TO BE DONE: Collect all lines from the listing that include the string "screenshot".

Extracted data entries:
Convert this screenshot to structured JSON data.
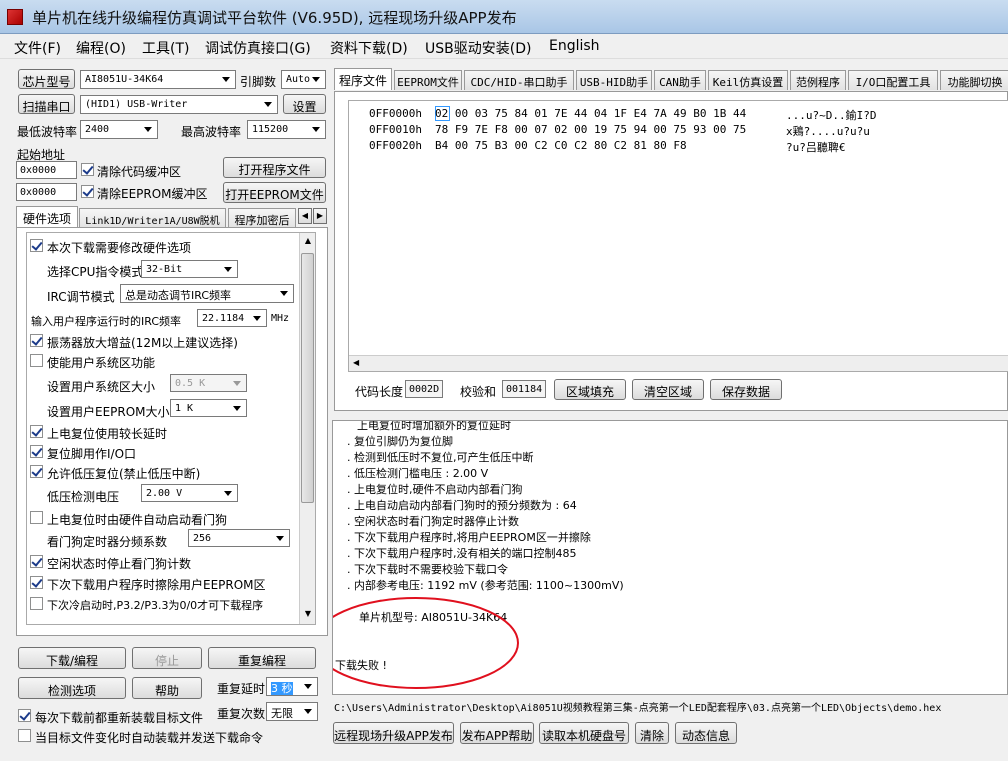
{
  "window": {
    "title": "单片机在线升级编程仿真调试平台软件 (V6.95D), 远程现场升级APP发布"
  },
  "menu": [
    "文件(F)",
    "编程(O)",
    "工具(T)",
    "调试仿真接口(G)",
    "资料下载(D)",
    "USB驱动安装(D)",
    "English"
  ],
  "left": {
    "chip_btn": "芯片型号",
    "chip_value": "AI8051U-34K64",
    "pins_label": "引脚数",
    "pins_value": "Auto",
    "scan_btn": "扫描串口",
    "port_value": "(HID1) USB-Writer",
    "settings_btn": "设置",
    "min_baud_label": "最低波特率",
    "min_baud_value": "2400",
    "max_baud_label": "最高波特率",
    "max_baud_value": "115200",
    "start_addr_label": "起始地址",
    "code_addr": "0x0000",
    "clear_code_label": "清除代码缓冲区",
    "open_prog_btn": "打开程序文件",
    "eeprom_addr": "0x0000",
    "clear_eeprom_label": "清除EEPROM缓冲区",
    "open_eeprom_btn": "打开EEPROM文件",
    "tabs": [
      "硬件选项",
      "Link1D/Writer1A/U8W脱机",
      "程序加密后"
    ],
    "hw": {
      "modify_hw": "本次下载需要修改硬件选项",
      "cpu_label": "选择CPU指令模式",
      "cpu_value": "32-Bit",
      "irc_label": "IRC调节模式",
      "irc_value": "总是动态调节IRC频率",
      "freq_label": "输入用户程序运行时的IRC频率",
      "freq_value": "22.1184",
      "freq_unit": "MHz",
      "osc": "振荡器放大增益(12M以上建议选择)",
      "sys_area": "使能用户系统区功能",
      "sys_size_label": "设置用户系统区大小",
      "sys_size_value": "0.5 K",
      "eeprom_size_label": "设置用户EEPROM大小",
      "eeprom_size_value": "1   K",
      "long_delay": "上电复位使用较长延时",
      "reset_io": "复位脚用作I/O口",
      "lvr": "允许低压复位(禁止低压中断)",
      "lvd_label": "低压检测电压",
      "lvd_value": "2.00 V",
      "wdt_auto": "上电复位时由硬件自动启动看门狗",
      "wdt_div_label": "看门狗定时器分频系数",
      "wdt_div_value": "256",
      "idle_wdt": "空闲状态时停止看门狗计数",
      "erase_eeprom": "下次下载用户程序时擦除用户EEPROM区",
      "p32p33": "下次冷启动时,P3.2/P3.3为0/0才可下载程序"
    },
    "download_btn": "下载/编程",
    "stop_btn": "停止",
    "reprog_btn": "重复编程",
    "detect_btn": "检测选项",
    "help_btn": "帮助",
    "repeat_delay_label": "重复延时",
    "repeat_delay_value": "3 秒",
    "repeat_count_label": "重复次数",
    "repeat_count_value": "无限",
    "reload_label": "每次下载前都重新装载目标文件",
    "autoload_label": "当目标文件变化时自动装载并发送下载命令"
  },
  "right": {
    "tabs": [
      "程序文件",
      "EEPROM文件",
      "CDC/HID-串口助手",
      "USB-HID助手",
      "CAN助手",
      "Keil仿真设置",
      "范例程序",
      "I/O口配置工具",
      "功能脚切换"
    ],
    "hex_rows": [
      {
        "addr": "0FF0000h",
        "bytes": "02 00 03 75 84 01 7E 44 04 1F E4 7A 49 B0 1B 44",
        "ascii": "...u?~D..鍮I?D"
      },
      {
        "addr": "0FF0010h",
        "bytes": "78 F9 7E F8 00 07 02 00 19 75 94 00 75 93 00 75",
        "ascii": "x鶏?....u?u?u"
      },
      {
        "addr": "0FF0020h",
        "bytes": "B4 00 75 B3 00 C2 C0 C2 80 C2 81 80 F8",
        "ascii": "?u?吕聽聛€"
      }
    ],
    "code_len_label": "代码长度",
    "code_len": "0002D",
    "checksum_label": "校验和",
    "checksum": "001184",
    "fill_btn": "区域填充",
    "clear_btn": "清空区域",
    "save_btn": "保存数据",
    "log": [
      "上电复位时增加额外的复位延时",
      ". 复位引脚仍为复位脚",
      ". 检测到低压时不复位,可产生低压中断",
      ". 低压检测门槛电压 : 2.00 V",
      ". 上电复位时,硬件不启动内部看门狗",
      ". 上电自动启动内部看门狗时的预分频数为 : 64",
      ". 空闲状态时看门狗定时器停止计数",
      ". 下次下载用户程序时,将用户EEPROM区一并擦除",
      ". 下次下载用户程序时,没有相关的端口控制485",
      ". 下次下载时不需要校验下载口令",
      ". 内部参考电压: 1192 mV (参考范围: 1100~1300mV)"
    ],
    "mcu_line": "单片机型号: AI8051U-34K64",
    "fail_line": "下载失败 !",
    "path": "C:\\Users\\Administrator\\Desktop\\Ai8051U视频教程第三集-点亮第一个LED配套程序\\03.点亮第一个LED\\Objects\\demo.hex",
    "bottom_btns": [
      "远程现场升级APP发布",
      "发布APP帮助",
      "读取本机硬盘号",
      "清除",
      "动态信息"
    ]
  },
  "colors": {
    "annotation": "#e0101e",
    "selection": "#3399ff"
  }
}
--
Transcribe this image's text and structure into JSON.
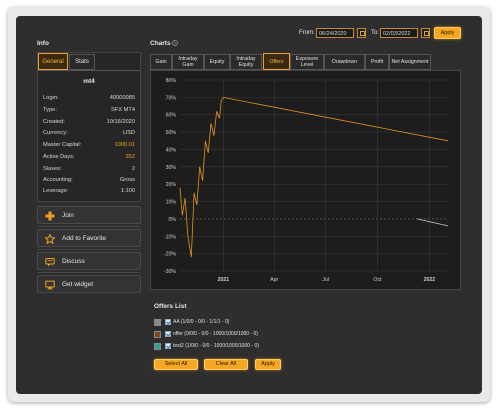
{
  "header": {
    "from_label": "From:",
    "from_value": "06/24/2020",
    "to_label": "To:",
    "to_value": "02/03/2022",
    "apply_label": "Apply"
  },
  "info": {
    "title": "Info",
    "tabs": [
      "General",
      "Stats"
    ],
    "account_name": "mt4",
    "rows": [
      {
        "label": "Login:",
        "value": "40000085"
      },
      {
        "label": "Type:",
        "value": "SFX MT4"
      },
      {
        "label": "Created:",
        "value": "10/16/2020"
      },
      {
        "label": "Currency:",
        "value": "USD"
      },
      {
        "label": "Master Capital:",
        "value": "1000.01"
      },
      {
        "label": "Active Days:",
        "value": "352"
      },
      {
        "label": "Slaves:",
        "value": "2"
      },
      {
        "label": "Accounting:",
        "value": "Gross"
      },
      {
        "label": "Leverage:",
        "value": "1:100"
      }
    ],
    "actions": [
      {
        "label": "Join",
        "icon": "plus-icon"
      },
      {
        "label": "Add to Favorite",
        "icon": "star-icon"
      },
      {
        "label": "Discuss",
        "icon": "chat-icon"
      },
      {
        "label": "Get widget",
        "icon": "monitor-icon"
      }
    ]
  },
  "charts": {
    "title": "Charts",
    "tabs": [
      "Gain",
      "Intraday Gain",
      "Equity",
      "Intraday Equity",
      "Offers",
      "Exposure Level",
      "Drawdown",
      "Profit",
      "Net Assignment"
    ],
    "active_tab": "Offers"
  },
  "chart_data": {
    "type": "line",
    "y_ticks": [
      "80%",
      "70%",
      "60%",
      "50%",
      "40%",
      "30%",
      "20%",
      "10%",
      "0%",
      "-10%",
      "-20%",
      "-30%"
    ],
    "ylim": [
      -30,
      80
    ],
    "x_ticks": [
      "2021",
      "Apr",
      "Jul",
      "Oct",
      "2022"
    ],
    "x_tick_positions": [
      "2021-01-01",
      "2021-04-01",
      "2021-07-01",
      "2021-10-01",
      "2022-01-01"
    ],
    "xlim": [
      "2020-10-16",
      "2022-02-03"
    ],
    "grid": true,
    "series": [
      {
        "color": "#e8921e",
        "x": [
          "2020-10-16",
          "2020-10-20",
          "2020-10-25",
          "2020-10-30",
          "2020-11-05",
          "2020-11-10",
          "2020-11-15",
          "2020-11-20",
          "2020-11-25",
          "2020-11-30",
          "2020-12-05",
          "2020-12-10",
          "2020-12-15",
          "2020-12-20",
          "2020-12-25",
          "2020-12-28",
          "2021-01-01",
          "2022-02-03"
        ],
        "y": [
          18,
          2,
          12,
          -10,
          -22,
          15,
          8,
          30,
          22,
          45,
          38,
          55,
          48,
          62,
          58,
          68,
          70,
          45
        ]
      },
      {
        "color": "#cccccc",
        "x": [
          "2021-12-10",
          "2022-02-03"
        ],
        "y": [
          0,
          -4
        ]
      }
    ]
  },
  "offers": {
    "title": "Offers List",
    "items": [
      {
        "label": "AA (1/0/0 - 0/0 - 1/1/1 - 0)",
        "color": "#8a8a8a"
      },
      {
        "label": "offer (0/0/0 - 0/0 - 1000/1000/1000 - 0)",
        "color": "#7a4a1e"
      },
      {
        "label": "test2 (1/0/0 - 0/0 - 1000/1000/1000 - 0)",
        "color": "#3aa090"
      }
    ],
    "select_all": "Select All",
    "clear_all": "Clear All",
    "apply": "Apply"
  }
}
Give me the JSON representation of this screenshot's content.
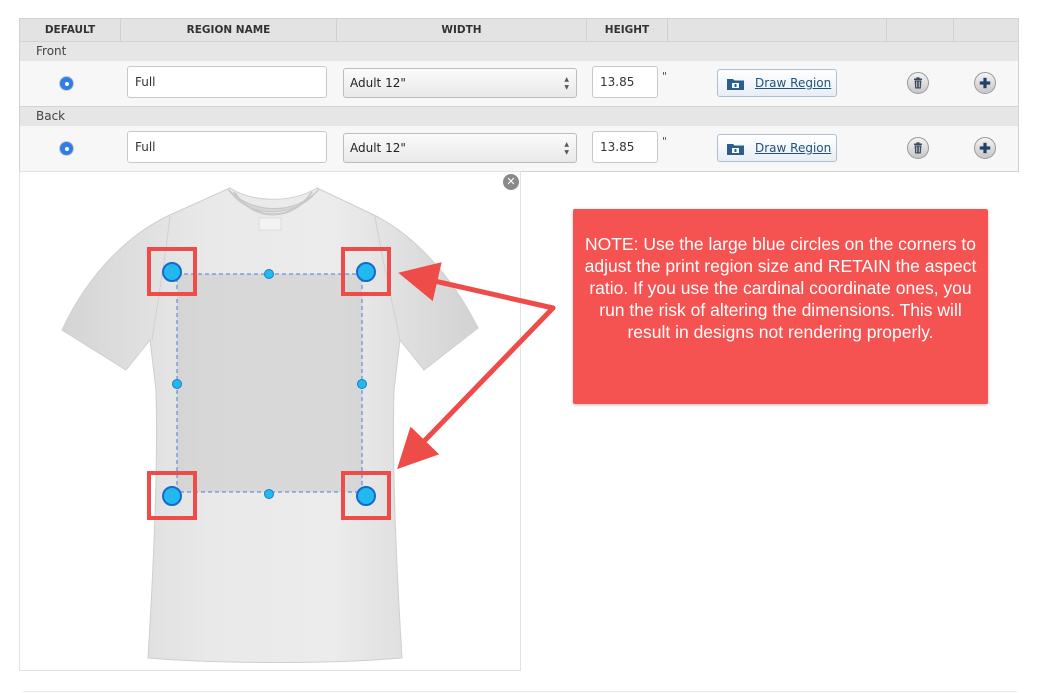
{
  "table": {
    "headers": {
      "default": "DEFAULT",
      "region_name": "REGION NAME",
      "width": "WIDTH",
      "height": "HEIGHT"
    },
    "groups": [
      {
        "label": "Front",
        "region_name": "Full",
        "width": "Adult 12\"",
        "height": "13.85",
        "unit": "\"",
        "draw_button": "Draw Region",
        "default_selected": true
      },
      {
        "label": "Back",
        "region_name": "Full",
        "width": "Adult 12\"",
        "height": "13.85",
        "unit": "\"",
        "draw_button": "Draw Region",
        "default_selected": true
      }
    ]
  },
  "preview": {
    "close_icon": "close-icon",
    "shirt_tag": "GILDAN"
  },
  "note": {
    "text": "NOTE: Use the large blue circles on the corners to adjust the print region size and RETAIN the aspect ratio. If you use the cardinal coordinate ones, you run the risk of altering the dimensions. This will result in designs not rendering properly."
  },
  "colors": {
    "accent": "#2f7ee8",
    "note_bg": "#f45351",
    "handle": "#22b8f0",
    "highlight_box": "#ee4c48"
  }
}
...
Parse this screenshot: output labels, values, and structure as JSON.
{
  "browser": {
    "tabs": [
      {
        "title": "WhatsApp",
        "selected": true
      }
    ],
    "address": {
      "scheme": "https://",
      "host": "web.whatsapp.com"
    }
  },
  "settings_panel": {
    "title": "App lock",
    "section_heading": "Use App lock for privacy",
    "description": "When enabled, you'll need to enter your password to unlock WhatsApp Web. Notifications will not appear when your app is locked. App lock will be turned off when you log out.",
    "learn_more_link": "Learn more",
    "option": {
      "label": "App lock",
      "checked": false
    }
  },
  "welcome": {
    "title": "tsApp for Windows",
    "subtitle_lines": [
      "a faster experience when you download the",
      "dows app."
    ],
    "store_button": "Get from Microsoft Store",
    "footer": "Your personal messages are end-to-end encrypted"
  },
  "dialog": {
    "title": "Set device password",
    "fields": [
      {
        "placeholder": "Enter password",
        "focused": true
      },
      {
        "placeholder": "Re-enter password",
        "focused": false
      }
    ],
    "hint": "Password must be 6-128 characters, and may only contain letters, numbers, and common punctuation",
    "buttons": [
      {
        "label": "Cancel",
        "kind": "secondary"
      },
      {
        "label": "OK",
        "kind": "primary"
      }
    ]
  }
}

ANSWER TO THIS PROBLEM:
Convert this screenshot to structured JSON data.
Give me the JSON representation of this screenshot's content.
Parse this screenshot: output labels, values, and structure as JSON.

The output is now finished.